▶ ACTIVITY A:
Echo this passage from the review of Citizen below, from "This book should" up to and including "can be better.", copying the wording unchanged.
▶ ACTIVITY B:
Answer these questions using the review of Citizen below:
(i) Which poet wrote Citizen?
(ii) At what percentage on the e-reader does the Friday56 quote appear?
(iii) Which tennis star do the poems in one section of the book concern?

▶ EXCERPT:
------------------------------

Book Beginnings quote:
When you are alone and too tired even to turn on any of your devices, you let yourself linger in a past stacked among your pillows.Friday56 quote (59% on e-reader):
And you are not the guy and still you fit the description because there is only one guy who is always the guy fitting the description.Summary: Citizen is part poetry, part essay, part personal, part collective experiences, part historical, and completely heartbreaking and maddening. In it poet Claudia Rankine uses her talent to give voice to the black experience(s) in America. Sometimes, like the opening line, you know she is looking back at her own experiences of being black in America and other times she writes about the experiences of others using lines from news reports or other documents to make her accounting all the more real. Sometimes the poems are about seemingly simple misconceptions like a white friend who mistakenly calls her by the maids name. The maid being the only other black person this friend knows. While other times the poems are about deadly serious topics like the 'stop and frisk' policy that allows for police to stop anyone they suspect of doing wrong. This has led to black men and women being stopped and pulled over for no other reason than they are black because they 'fit the description.' Most of the poems are short and written in free form so, at first glance, I wasn't aware that I was even reading poetry. But the choice usage of perfect words just piled up to leave me clutching my chest because my heart was breaking over and over.
Review: I am sure I'm not the only person who is trying to be open and receptive to change in light of the Black Lives Matter protests and all the information that has been brought forward about white privilege and our ignorance about the racist things we do without thinking. I am trying to shut up and listen. I want to learn and I want to become an anti-racist. Of all the books I've read so far, Citizen has brought me the furthest at the fastest pace. By page two I was seething, and cringing, and crying, and praying "God help us find another way."
The book is divided into sections. The second or third section were all poems about the experiences Serena Williams has had to deal with as a black tennis star that white tennis stars have not had to. For some reason this section opened my eyes even wider than the others. If Serena, who is uber talented and famous, experiences racism on that level then think what happens to the average black man or woman. Ugh. Such exhausting and mind-numbing ugliness.
This book should be required reading but I know a lot of people don't care for poetry. If not this book, what book do you recommend everyone read to help open their eyes about the ugliness of racism in this country? We have a lot of work to do. We can do better. We can be better.

------------------------------

▶ INFORMATION PROVIDED:
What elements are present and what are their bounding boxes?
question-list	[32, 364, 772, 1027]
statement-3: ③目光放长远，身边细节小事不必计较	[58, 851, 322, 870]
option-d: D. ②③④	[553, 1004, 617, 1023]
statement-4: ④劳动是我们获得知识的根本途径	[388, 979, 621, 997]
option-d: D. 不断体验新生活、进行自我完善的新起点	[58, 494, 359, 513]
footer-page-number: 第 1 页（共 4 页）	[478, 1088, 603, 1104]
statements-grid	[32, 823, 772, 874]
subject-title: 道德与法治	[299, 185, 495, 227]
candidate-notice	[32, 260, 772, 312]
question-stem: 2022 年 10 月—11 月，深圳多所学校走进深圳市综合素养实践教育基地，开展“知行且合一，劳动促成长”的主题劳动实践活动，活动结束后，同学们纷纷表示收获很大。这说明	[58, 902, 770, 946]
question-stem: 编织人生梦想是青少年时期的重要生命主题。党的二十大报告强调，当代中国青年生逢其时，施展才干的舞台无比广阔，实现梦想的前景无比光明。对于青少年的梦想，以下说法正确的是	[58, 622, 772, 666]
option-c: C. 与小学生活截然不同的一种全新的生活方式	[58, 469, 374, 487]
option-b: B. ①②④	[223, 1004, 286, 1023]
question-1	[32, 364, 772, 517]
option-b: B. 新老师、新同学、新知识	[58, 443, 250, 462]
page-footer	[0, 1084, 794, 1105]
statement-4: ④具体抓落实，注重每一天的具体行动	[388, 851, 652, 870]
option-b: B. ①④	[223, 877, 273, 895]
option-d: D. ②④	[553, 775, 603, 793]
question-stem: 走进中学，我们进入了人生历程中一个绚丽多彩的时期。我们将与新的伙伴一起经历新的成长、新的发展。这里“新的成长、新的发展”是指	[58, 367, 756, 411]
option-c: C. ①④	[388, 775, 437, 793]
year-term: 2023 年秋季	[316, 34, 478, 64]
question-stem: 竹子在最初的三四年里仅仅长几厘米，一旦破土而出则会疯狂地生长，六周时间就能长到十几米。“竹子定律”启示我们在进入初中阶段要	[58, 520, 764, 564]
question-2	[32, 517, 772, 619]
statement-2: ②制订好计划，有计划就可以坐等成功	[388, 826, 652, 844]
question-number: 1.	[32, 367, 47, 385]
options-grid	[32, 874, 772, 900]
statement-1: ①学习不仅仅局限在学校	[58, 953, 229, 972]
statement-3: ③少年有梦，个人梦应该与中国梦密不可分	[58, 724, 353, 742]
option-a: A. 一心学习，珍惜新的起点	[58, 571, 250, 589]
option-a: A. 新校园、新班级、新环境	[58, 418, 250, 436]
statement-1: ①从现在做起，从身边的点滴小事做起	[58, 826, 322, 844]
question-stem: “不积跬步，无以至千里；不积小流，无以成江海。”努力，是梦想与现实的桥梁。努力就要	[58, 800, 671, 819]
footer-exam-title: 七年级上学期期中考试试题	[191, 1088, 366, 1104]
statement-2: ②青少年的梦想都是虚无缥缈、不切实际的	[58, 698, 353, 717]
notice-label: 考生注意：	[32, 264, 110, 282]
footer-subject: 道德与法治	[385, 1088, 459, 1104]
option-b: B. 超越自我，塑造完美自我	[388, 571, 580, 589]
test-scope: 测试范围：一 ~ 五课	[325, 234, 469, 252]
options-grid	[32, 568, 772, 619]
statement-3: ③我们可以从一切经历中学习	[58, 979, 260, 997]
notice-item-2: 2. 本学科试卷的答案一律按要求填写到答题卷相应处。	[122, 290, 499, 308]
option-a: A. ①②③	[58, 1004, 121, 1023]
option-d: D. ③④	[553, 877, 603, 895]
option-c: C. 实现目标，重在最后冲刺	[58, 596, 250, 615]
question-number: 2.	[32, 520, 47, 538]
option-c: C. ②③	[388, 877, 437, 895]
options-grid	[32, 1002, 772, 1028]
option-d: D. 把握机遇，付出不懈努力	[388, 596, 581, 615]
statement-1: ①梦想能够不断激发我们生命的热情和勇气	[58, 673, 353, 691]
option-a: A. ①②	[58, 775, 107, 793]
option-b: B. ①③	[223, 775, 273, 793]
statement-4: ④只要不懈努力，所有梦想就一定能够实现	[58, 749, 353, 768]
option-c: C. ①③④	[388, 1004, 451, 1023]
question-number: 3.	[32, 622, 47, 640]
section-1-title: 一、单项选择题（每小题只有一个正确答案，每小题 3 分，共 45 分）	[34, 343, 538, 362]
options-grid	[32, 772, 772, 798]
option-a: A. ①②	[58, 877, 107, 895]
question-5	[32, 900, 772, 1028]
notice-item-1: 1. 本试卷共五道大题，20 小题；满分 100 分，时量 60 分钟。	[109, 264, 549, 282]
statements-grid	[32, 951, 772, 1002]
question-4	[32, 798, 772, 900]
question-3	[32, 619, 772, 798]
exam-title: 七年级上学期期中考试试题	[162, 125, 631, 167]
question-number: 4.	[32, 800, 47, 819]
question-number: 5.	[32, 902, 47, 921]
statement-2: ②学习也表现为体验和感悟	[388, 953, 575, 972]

------------------------------

▶ ANSWER SPACE A:
This book should be required reading but I know a lot of people don't care for poetry. If not this book, what book do you recommend everyone read to help open their eyes about the ugliness of racism in this country? We have a lot of work to do. We can do better. We can be better.

▶ ANSWER SPACE B:
(i) Claudia Rankine
(ii) 59%
(iii) Serena Williams